[Figure collection entries]
Begin

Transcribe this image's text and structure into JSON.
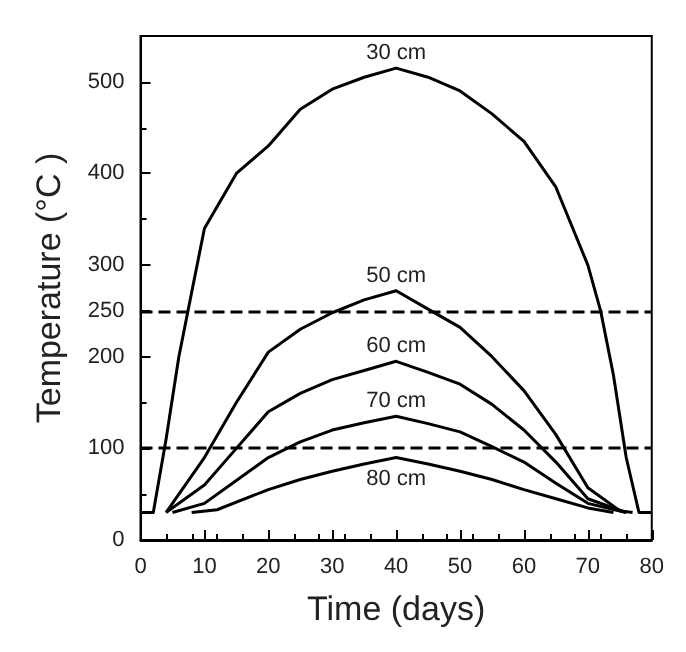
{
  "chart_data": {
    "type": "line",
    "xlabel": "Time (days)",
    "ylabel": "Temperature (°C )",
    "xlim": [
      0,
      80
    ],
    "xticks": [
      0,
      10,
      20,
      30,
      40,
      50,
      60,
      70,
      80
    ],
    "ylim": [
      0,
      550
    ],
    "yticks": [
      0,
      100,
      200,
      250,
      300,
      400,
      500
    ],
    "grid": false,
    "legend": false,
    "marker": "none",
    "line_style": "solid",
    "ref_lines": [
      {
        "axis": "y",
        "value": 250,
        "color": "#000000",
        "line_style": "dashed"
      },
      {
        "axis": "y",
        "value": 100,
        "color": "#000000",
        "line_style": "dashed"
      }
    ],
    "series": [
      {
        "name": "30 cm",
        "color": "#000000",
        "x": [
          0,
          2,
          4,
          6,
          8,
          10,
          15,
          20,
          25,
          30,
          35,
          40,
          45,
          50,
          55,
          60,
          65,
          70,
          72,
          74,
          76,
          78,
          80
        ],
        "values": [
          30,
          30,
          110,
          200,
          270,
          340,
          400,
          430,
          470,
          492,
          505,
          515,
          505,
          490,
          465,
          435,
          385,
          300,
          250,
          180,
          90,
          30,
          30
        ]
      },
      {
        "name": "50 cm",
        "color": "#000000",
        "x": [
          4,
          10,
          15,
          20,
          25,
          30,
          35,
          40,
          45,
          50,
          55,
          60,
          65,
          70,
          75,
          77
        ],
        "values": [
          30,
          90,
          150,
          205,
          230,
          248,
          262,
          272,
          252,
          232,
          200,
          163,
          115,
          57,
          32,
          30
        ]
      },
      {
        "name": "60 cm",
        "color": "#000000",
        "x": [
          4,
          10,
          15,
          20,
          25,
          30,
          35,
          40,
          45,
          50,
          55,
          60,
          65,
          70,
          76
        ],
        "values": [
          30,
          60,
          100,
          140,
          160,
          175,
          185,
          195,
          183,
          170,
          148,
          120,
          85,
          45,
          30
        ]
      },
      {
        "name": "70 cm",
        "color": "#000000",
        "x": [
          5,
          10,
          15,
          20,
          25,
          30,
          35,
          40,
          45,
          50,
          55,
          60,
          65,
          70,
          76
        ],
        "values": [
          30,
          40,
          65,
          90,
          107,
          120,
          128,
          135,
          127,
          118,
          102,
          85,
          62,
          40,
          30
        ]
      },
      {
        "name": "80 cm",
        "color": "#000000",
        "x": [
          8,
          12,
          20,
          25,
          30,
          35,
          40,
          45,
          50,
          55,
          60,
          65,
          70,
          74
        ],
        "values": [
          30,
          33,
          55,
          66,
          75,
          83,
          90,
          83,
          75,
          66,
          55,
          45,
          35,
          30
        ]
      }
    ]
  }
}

End

Task directions:
Reproduce the material in its entirety and word for word, without the pictures.

Completed task:
Transcribe this image's text and structure into JSON.
{
  "chart_data": {
    "type": "line",
    "xlabel": "Time (days)",
    "ylabel": "Temperature (°C )",
    "xlim": [
      0,
      80
    ],
    "xticks": [
      0,
      10,
      20,
      30,
      40,
      50,
      60,
      70,
      80
    ],
    "ylim": [
      0,
      550
    ],
    "yticks": [
      0,
      100,
      200,
      250,
      300,
      400,
      500
    ],
    "grid": false,
    "legend": false,
    "marker": "none",
    "line_style": "solid",
    "ref_lines": [
      {
        "axis": "y",
        "value": 250,
        "color": "#000000",
        "line_style": "dashed"
      },
      {
        "axis": "y",
        "value": 100,
        "color": "#000000",
        "line_style": "dashed"
      }
    ],
    "series": [
      {
        "name": "30 cm",
        "color": "#000000",
        "x": [
          0,
          2,
          4,
          6,
          8,
          10,
          15,
          20,
          25,
          30,
          35,
          40,
          45,
          50,
          55,
          60,
          65,
          70,
          72,
          74,
          76,
          78,
          80
        ],
        "values": [
          30,
          30,
          110,
          200,
          270,
          340,
          400,
          430,
          470,
          492,
          505,
          515,
          505,
          490,
          465,
          435,
          385,
          300,
          250,
          180,
          90,
          30,
          30
        ]
      },
      {
        "name": "50 cm",
        "color": "#000000",
        "x": [
          4,
          10,
          15,
          20,
          25,
          30,
          35,
          40,
          45,
          50,
          55,
          60,
          65,
          70,
          75,
          77
        ],
        "values": [
          30,
          90,
          150,
          205,
          230,
          248,
          262,
          272,
          252,
          232,
          200,
          163,
          115,
          57,
          32,
          30
        ]
      },
      {
        "name": "60 cm",
        "color": "#000000",
        "x": [
          4,
          10,
          15,
          20,
          25,
          30,
          35,
          40,
          45,
          50,
          55,
          60,
          65,
          70,
          76
        ],
        "values": [
          30,
          60,
          100,
          140,
          160,
          175,
          185,
          195,
          183,
          170,
          148,
          120,
          85,
          45,
          30
        ]
      },
      {
        "name": "70 cm",
        "color": "#000000",
        "x": [
          5,
          10,
          15,
          20,
          25,
          30,
          35,
          40,
          45,
          50,
          55,
          60,
          65,
          70,
          76
        ],
        "values": [
          30,
          40,
          65,
          90,
          107,
          120,
          128,
          135,
          127,
          118,
          102,
          85,
          62,
          40,
          30
        ]
      },
      {
        "name": "80 cm",
        "color": "#000000",
        "x": [
          8,
          12,
          20,
          25,
          30,
          35,
          40,
          45,
          50,
          55,
          60,
          65,
          70,
          74
        ],
        "values": [
          30,
          33,
          55,
          66,
          75,
          83,
          90,
          83,
          75,
          66,
          55,
          45,
          35,
          30
        ]
      }
    ]
  }
}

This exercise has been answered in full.